Aim:
Examine the entries and show every line in which the word "main" is found.

(Items from a dataset)
════

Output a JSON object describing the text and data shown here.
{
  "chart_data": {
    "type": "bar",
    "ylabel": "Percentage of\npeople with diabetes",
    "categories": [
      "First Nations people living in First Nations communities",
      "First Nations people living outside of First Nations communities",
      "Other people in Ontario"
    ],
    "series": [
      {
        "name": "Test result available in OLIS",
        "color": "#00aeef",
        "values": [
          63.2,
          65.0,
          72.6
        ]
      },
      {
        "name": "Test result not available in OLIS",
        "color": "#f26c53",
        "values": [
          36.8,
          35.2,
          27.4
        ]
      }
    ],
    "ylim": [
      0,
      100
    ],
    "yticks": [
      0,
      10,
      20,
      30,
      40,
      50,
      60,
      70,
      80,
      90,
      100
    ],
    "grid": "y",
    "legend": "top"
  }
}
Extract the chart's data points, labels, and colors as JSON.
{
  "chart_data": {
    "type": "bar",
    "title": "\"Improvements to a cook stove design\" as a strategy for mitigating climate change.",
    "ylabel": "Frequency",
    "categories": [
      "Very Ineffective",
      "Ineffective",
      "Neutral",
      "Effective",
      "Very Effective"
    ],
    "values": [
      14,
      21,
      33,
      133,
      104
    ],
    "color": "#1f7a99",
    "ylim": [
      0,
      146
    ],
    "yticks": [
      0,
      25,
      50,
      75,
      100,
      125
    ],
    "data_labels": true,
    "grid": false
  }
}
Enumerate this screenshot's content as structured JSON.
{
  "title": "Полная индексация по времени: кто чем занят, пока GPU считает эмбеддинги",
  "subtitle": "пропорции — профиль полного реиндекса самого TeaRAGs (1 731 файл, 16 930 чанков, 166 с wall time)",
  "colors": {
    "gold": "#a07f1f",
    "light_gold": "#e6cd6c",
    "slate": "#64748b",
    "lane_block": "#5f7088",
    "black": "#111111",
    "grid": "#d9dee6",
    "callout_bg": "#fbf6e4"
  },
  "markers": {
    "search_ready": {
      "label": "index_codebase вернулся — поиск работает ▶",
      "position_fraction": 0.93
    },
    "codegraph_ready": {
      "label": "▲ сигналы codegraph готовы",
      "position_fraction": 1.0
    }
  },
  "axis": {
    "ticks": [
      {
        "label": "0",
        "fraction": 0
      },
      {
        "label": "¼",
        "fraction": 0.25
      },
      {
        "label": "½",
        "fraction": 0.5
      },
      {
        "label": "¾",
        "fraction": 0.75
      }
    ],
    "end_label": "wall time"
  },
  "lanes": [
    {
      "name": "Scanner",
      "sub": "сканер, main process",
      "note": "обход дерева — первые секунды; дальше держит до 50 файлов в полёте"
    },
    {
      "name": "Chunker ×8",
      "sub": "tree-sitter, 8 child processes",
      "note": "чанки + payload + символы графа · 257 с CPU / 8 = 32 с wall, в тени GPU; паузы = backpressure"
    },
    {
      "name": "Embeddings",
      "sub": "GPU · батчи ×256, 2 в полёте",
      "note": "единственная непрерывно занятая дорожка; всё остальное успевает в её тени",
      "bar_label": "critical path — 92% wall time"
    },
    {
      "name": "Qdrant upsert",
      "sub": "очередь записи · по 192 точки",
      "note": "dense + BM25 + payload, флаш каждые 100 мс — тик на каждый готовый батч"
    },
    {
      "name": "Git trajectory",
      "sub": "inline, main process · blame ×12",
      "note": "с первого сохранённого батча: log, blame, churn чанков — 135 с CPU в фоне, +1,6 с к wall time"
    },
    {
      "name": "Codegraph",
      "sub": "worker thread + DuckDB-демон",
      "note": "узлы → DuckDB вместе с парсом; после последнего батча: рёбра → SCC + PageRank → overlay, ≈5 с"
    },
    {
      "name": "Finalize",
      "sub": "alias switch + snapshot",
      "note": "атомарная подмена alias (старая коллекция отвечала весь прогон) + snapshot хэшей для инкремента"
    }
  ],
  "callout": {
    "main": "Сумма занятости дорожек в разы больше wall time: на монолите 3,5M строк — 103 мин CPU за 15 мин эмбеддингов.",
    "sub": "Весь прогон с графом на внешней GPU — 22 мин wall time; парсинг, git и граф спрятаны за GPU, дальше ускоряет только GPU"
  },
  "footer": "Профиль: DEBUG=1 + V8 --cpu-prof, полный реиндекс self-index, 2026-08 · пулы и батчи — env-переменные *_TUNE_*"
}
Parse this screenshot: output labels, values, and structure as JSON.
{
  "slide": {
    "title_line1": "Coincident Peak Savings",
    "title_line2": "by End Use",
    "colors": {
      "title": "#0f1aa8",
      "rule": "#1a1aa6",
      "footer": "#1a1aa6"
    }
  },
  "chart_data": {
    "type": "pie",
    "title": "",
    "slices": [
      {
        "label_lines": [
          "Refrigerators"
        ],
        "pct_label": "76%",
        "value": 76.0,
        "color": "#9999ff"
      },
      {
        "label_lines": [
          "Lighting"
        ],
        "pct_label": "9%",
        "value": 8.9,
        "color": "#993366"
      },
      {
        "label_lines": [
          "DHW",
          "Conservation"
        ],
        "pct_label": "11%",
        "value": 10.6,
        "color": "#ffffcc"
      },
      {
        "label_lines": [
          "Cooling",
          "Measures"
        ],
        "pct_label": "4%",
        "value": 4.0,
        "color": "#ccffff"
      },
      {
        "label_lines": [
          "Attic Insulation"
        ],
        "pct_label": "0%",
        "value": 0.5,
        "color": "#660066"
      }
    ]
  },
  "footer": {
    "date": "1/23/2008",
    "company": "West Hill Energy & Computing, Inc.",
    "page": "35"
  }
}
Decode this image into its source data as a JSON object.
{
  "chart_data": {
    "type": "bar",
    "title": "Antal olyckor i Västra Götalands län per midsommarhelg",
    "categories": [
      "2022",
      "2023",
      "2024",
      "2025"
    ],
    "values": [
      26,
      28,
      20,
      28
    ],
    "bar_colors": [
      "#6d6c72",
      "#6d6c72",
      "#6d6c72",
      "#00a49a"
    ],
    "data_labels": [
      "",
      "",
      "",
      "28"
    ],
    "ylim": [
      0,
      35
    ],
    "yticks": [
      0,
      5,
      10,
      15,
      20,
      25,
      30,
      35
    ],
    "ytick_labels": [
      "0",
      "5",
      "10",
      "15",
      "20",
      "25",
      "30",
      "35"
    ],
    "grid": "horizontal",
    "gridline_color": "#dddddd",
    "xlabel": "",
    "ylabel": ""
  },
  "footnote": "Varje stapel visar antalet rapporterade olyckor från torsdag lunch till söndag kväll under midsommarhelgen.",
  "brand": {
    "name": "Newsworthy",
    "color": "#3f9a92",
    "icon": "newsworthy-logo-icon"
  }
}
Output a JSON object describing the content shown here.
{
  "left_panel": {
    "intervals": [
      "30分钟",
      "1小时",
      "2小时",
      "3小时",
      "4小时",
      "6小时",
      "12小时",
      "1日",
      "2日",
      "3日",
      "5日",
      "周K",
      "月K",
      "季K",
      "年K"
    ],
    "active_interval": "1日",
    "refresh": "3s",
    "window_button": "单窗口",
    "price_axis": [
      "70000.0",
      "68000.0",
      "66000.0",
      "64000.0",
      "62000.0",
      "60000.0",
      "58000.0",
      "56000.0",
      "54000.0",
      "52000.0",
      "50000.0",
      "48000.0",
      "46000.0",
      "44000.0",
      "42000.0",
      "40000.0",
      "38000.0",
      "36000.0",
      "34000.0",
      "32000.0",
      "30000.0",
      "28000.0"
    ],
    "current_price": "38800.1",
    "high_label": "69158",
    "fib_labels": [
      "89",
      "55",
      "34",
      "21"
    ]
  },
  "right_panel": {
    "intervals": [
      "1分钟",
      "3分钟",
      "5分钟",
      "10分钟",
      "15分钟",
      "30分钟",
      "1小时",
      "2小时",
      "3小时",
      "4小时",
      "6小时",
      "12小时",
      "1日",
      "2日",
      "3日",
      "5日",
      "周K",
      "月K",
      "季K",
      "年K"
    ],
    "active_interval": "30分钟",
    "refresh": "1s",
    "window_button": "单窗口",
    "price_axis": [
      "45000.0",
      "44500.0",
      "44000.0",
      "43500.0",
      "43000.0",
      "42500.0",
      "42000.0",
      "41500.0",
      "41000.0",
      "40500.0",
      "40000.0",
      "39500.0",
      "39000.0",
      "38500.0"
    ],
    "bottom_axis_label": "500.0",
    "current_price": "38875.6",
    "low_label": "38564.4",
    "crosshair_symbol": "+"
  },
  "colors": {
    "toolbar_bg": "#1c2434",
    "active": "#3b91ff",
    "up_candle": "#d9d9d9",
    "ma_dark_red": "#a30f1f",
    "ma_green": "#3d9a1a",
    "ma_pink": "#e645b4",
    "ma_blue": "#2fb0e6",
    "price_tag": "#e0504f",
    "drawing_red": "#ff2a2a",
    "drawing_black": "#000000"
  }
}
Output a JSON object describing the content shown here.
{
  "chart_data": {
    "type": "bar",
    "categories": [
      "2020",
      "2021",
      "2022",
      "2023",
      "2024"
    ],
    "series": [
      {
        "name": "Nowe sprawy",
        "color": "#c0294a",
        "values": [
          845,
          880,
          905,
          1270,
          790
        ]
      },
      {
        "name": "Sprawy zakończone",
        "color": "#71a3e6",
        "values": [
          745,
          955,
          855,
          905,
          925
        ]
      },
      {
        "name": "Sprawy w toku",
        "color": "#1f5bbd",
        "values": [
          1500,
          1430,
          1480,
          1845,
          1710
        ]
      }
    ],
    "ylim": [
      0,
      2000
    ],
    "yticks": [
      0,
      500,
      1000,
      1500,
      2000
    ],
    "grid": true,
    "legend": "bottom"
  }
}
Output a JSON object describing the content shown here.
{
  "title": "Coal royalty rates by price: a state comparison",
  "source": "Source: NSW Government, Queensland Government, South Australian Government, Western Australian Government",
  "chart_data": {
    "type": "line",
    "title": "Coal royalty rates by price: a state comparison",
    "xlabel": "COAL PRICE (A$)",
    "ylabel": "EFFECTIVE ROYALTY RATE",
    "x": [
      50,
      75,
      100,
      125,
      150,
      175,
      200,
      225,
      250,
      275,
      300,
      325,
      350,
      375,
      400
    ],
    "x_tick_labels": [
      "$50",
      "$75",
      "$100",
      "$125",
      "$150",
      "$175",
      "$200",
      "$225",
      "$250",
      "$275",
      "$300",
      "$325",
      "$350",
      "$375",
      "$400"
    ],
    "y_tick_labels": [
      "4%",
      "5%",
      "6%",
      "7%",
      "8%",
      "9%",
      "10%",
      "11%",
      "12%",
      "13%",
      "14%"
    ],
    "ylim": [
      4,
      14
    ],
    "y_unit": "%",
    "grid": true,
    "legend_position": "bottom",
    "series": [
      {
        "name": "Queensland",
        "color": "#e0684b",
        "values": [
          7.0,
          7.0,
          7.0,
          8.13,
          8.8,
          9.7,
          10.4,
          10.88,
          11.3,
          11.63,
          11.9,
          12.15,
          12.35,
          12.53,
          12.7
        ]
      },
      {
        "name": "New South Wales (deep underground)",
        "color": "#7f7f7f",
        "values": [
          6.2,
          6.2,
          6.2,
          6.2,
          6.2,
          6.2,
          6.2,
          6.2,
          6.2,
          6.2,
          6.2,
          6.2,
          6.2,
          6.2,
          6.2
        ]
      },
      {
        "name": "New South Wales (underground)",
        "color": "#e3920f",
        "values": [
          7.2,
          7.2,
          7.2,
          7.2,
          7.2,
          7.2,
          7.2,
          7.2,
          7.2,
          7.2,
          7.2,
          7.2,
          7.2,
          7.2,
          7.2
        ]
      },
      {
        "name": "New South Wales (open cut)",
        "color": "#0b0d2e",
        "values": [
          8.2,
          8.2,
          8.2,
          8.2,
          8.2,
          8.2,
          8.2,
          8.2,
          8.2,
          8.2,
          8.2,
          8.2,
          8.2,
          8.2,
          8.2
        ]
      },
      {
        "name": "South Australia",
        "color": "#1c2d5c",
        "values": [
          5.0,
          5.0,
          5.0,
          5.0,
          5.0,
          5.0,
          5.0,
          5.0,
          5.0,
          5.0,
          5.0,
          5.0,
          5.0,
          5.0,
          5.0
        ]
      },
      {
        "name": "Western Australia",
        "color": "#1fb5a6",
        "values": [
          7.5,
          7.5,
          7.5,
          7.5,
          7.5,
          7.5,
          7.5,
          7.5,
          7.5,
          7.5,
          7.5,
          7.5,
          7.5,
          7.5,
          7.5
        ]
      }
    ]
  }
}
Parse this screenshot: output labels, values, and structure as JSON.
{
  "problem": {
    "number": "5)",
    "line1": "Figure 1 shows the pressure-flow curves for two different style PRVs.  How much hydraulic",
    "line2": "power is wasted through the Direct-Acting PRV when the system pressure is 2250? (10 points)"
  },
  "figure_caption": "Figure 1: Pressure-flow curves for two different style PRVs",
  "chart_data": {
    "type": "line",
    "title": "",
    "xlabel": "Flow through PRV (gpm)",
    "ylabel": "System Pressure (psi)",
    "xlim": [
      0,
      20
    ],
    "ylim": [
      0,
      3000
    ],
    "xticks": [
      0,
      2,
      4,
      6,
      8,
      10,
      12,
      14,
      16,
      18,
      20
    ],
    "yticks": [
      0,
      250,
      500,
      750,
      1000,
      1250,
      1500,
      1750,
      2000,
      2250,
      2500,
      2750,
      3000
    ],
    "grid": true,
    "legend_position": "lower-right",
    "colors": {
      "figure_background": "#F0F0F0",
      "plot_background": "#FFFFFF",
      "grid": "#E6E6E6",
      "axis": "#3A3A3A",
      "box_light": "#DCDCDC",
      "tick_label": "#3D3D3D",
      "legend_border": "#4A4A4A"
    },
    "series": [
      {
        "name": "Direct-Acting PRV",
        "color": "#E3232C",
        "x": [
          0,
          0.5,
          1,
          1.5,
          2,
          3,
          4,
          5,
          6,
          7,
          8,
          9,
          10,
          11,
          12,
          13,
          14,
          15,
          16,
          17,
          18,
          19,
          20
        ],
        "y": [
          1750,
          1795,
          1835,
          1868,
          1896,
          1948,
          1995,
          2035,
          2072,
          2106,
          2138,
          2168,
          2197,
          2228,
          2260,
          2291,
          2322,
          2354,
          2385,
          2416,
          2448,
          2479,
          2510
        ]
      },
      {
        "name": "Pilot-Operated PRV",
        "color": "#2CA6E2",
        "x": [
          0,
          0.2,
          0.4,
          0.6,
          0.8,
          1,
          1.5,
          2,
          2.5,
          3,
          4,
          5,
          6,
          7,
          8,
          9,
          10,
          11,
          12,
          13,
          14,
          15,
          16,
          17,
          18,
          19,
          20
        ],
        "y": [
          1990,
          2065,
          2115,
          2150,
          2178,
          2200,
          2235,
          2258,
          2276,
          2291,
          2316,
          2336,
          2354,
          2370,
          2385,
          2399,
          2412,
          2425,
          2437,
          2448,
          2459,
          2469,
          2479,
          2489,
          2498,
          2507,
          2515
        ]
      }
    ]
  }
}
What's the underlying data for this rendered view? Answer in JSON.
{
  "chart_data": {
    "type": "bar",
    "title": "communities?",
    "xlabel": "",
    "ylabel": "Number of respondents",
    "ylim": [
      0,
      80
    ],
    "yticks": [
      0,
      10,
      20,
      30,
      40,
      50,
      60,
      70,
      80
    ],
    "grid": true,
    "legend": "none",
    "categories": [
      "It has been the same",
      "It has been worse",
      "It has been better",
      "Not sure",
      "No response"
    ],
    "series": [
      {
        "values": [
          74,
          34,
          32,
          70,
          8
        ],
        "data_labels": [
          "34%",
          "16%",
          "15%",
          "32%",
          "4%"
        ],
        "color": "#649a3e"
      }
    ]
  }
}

════

Task output:
      "sub": "сканер, main process",
      "sub": "inline, main process · blame ×12",
    "main": "Сумма занятости дорожек в разы больше wall time: на монолите 3,5M строк — 103 мин CPU за 15 мин эмбеддингов.",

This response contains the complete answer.